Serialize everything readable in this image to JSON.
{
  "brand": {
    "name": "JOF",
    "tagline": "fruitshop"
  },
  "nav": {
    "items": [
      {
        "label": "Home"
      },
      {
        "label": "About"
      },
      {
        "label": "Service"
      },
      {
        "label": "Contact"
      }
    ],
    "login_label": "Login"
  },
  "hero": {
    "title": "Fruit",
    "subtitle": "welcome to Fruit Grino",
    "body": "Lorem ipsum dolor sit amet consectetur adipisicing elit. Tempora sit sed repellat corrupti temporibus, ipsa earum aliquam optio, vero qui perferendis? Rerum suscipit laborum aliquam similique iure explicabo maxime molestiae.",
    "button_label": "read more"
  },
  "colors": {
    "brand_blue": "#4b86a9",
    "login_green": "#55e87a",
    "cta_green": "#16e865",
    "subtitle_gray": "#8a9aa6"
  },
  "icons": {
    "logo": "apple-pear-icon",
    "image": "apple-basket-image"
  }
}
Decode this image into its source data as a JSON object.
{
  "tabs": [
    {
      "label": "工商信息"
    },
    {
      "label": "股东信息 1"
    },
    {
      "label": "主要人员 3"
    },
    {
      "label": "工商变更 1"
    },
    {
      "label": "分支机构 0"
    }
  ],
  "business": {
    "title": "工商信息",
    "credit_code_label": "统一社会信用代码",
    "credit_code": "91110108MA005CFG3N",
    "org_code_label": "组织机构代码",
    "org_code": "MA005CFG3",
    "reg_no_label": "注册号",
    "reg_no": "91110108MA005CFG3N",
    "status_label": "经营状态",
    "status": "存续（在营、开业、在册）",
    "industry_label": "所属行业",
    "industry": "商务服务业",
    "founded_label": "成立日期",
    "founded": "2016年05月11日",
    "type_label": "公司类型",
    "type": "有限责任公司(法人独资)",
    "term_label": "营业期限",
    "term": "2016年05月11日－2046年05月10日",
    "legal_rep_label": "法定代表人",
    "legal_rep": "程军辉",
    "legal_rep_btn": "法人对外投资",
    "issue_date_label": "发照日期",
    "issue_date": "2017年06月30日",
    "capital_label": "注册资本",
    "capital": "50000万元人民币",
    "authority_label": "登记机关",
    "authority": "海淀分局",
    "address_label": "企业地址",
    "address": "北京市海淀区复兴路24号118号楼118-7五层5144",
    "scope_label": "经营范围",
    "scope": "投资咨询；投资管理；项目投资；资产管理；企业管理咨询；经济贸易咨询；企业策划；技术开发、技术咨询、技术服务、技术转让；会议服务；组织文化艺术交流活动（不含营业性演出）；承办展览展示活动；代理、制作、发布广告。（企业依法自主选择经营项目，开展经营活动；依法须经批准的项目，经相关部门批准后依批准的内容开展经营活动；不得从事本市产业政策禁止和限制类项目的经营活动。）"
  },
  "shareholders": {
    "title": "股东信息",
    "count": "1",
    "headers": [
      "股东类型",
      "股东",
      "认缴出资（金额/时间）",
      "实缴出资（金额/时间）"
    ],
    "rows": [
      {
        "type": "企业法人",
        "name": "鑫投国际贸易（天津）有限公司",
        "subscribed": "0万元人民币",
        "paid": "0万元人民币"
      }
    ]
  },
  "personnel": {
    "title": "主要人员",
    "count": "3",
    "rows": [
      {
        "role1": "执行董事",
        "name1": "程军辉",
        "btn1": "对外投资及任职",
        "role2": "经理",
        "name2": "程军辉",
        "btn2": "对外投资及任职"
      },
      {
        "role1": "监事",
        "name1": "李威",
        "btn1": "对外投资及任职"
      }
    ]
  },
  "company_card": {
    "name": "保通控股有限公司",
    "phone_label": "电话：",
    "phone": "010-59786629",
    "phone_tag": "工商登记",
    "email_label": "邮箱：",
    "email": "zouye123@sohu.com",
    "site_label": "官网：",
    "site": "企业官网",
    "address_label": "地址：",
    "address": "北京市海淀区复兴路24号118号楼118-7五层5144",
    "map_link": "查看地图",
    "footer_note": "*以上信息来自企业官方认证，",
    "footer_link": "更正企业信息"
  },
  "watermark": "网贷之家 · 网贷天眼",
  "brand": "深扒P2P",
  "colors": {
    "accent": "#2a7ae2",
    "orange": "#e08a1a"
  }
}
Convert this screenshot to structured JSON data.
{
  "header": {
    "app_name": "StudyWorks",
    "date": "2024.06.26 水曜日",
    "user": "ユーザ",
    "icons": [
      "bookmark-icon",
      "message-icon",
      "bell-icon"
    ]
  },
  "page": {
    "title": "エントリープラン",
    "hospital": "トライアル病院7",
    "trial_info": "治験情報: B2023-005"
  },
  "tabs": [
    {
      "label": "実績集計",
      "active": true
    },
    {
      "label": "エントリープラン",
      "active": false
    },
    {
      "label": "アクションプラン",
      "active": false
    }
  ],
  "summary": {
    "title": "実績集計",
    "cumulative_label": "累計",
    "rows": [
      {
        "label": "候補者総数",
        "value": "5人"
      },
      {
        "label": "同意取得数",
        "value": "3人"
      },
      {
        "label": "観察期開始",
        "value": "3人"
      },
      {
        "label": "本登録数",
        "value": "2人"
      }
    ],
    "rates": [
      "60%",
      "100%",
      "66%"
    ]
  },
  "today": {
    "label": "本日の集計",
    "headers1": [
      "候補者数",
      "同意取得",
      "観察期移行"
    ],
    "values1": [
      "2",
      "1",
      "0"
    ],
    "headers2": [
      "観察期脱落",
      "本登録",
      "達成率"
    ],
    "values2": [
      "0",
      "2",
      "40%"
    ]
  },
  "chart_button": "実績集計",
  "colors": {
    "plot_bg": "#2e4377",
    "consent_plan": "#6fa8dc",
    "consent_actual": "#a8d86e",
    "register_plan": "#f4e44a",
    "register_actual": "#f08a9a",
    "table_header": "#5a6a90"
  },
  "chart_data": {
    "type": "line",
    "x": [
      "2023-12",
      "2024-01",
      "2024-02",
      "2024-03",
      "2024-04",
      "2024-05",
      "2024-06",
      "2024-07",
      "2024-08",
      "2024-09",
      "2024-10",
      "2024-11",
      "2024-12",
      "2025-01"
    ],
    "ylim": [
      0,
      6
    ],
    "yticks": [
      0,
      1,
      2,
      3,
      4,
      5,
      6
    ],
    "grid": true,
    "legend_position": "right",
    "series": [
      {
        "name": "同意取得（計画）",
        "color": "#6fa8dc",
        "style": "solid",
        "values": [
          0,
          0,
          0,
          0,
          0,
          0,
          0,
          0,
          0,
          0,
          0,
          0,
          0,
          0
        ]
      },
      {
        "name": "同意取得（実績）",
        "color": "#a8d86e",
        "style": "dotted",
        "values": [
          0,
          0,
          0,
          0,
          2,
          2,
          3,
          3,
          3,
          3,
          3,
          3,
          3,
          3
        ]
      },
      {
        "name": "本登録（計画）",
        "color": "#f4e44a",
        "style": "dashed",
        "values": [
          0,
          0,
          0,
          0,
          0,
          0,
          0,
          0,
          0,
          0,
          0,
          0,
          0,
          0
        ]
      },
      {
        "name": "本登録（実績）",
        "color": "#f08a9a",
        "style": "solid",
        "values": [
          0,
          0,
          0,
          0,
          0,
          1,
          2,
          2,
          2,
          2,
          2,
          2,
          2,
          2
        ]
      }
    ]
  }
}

· · · · ·

* _CHALLENGE_
Extract the full set of entries word for word.

* _TASK OUTPUT_
Serialize everything readable in this image to JSON.
{
  "brand": {
    "name": "JOF",
    "tagline": "fruitshop"
  },
  "nav": {
    "items": [
      {
        "label": "Home"
      },
      {
        "label": "About"
      },
      {
        "label": "Service"
      },
      {
        "label": "Contact"
      }
    ],
    "login_label": "Login"
  },
  "hero": {
    "title": "Fruit",
    "subtitle": "welcome to Fruit Grino",
    "body": "Lorem ipsum dolor sit amet consectetur adipisicing elit. Tempora sit sed repellat corrupti temporibus, ipsa earum aliquam optio, vero qui perferendis? Rerum suscipit laborum aliquam similique iure explicabo maxime molestiae.",
    "button_label": "read more"
  },
  "colors": {
    "brand_blue": "#4b86a9",
    "login_green": "#55e87a",
    "cta_green": "#16e865",
    "subtitle_gray": "#8a9aa6"
  },
  "icons": {
    "logo": "apple-pear-icon",
    "image": "apple-basket-image"
  }
}
Decode this image into its source data as a JSON object.
{
  "tabs": [
    {
      "label": "工商信息"
    },
    {
      "label": "股东信息 1"
    },
    {
      "label": "主要人员 3"
    },
    {
      "label": "工商变更 1"
    },
    {
      "label": "分支机构 0"
    }
  ],
  "business": {
    "title": "工商信息",
    "credit_code_label": "统一社会信用代码",
    "credit_code": "91110108MA005CFG3N",
    "org_code_label": "组织机构代码",
    "org_code": "MA005CFG3",
    "reg_no_label": "注册号",
    "reg_no": "91110108MA005CFG3N",
    "status_label": "经营状态",
    "status": "存续（在营、开业、在册）",
    "industry_label": "所属行业",
    "industry": "商务服务业",
    "founded_label": "成立日期",
    "founded": "2016年05月11日",
    "type_label": "公司类型",
    "type": "有限责任公司(法人独资)",
    "term_label": "营业期限",
    "term": "2016年05月11日－2046年05月10日",
    "legal_rep_label": "法定代表人",
    "legal_rep": "程军辉",
    "legal_rep_btn": "法人对外投资",
    "issue_date_label": "发照日期",
    "issue_date": "2017年06月30日",
    "capital_label": "注册资本",
    "capital": "50000万元人民币",
    "authority_label": "登记机关",
    "authority": "海淀分局",
    "address_label": "企业地址",
    "address": "北京市海淀区复兴路24号118号楼118-7五层5144",
    "scope_label": "经营范围",
    "scope": "投资咨询；投资管理；项目投资；资产管理；企业管理咨询；经济贸易咨询；企业策划；技术开发、技术咨询、技术服务、技术转让；会议服务；组织文化艺术交流活动（不含营业性演出）；承办展览展示活动；代理、制作、发布广告。（企业依法自主选择经营项目，开展经营活动；依法须经批准的项目，经相关部门批准后依批准的内容开展经营活动；不得从事本市产业政策禁止和限制类项目的经营活动。）"
  },
  "shareholders": {
    "title": "股东信息",
    "count": "1",
    "headers": [
      "股东类型",
      "股东",
      "认缴出资（金额/时间）",
      "实缴出资（金额/时间）"
    ],
    "rows": [
      {
        "type": "企业法人",
        "name": "鑫投国际贸易（天津）有限公司",
        "subscribed": "0万元人民币",
        "paid": "0万元人民币"
      }
    ]
  },
  "personnel": {
    "title": "主要人员",
    "count": "3",
    "rows": [
      {
        "role1": "执行董事",
        "name1": "程军辉",
        "btn1": "对外投资及任职",
        "role2": "经理",
        "name2": "程军辉",
        "btn2": "对外投资及任职"
      },
      {
        "role1": "监事",
        "name1": "李威",
        "btn1": "对外投资及任职"
      }
    ]
  },
  "company_card": {
    "name": "保通控股有限公司",
    "phone_label": "电话：",
    "phone": "010-59786629",
    "phone_tag": "工商登记",
    "email_label": "邮箱：",
    "email": "zouye123@sohu.com",
    "site_label": "官网：",
    "site": "企业官网",
    "address_label": "地址：",
    "address": "北京市海淀区复兴路24号118号楼118-7五层5144",
    "map_link": "查看地图",
    "footer_note": "*以上信息来自企业官方认证，",
    "footer_link": "更正企业信息"
  },
  "watermark": "网贷之家 · 网贷天眼",
  "brand": "深扒P2P",
  "colors": {
    "accent": "#2a7ae2",
    "orange": "#e08a1a"
  }
}
Convert this screenshot to structured JSON data.
{
  "header": {
    "app_name": "StudyWorks",
    "date": "2024.06.26 水曜日",
    "user": "ユーザ",
    "icons": [
      "bookmark-icon",
      "message-icon",
      "bell-icon"
    ]
  },
  "page": {
    "title": "エントリープラン",
    "hospital": "トライアル病院7",
    "trial_info": "治験情報: B2023-005"
  },
  "tabs": [
    {
      "label": "実績集計",
      "active": true
    },
    {
      "label": "エントリープラン",
      "active": false
    },
    {
      "label": "アクションプラン",
      "active": false
    }
  ],
  "summary": {
    "title": "実績集計",
    "cumulative_label": "累計",
    "rows": [
      {
        "label": "候補者総数",
        "value": "5人"
      },
      {
        "label": "同意取得数",
        "value": "3人"
      },
      {
        "label": "観察期開始",
        "value": "3人"
      },
      {
        "label": "本登録数",
        "value": "2人"
      }
    ],
    "rates": [
      "60%",
      "100%",
      "66%"
    ]
  },
  "today": {
    "label": "本日の集計",
    "headers1": [
      "候補者数",
      "同意取得",
      "観察期移行"
    ],
    "values1": [
      "2",
      "1",
      "0"
    ],
    "headers2": [
      "観察期脱落",
      "本登録",
      "達成率"
    ],
    "values2": [
      "0",
      "2",
      "40%"
    ]
  },
  "chart_button": "実績集計",
  "colors": {
    "plot_bg": "#2e4377",
    "consent_plan": "#6fa8dc",
    "consent_actual": "#a8d86e",
    "register_plan": "#f4e44a",
    "register_actual": "#f08a9a",
    "table_header": "#5a6a90"
  },
  "chart_data": {
    "type": "line",
    "x": [
      "2023-12",
      "2024-01",
      "2024-02",
      "2024-03",
      "2024-04",
      "2024-05",
      "2024-06",
      "2024-07",
      "2024-08",
      "2024-09",
      "2024-10",
      "2024-11",
      "2024-12",
      "2025-01"
    ],
    "ylim": [
      0,
      6
    ],
    "yticks": [
      0,
      1,
      2,
      3,
      4,
      5,
      6
    ],
    "grid": true,
    "legend_position": "right",
    "series": [
      {
        "name": "同意取得（計画）",
        "color": "#6fa8dc",
        "style": "solid",
        "values": [
          0,
          0,
          0,
          0,
          0,
          0,
          0,
          0,
          0,
          0,
          0,
          0,
          0,
          0
        ]
      },
      {
        "name": "同意取得（実績）",
        "color": "#a8d86e",
        "style": "dotted",
        "values": [
          0,
          0,
          0,
          0,
          2,
          2,
          3,
          3,
          3,
          3,
          3,
          3,
          3,
          3
        ]
      },
      {
        "name": "本登録（計画）",
        "color": "#f4e44a",
        "style": "dashed",
        "values": [
          0,
          0,
          0,
          0,
          0,
          0,
          0,
          0,
          0,
          0,
          0,
          0,
          0,
          0
        ]
      },
      {
        "name": "本登録（実績）",
        "color": "#f08a9a",
        "style": "solid",
        "values": [
          0,
          0,
          0,
          0,
          0,
          1,
          2,
          2,
          2,
          2,
          2,
          2,
          2,
          2
        ]
      }
    ]
  }
}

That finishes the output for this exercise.